▶ [EXTRACTED ENTRIES]:
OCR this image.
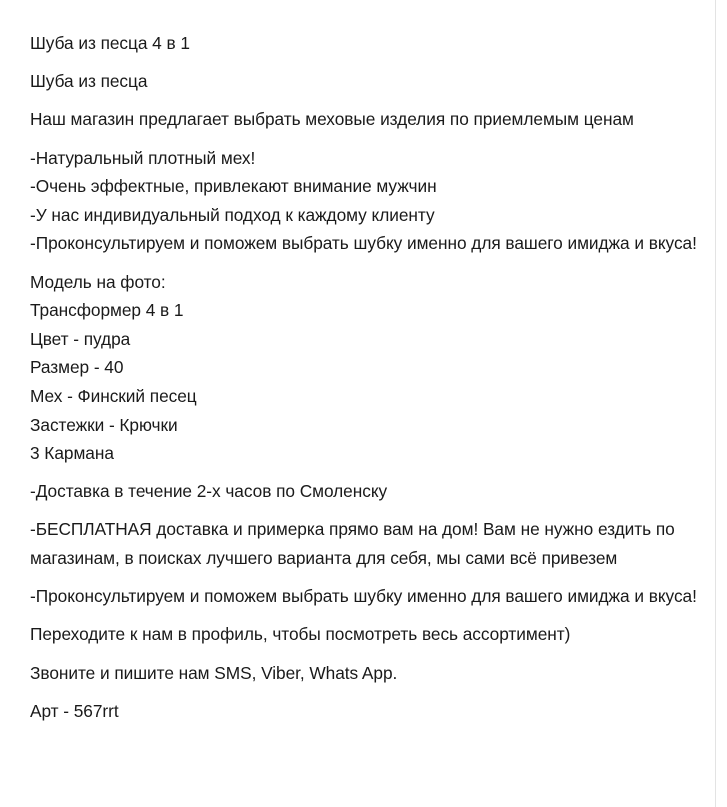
Шуба из песца 4 в 1

Шуба из песца

Наш магазин предлагает выбрать меховые изделия по приемлемым ценам

-Натуральный плотный мех!
-Очень эффектные, привлекают внимание мужчин
-У нас индивидуальный подход к каждому клиенту
-Проконсультируем и поможем выбрать шубку именно для вашего имиджа и вкуса!

Модель на фото:
Трансформер 4 в 1
Цвет - пудра
Размер - 40
Мех - Финский песец
Застежки - Крючки
3 Кармана

-Доставка в течение 2-х часов по Смоленску

-БЕСПЛАТНАЯ доставка и примерка прямо вам на дом! Вам не нужно ездить по магазинам, в поисках лучшего варианта для себя, мы сами всё привезем

-Проконсультируем и поможем выбрать шубку именно для вашего имиджа и вкуса!

Переходите к нам в профиль, чтобы посмотреть весь ассортимент)

Звоните и пишите нам SMS, Viber, Whats App.

Арт - 567rrt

▶ [PROBLEM TO SOLVE]: Reproduce the data above in full, exactly as it is, with the pictures left out.

▶ [TASK ANSWER]:
OCR this image.
Шуба из песца 4 в 1

Шуба из песца

Наш магазин предлагает выбрать меховые изделия по приемлемым ценам

-Натуральный плотный мех!
-Очень эффектные, привлекают внимание мужчин
-У нас индивидуальный подход к каждому клиенту
-Проконсультируем и поможем выбрать шубку именно для вашего имиджа и вкуса!

Модель на фото:
Трансформер 4 в 1
Цвет - пудра
Размер - 40
Мех - Финский песец
Застежки - Крючки
3 Кармана

-Доставка в течение 2-х часов по Смоленску

-БЕСПЛАТНАЯ доставка и примерка прямо вам на дом! Вам не нужно ездить по магазинам, в поисках лучшего варианта для себя, мы сами всё привезем

-Проконсультируем и поможем выбрать шубку именно для вашего имиджа и вкуса!

Переходите к нам в профиль, чтобы посмотреть весь ассортимент)

Звоните и пишите нам SMS, Viber, Whats App.

Арт - 567rrt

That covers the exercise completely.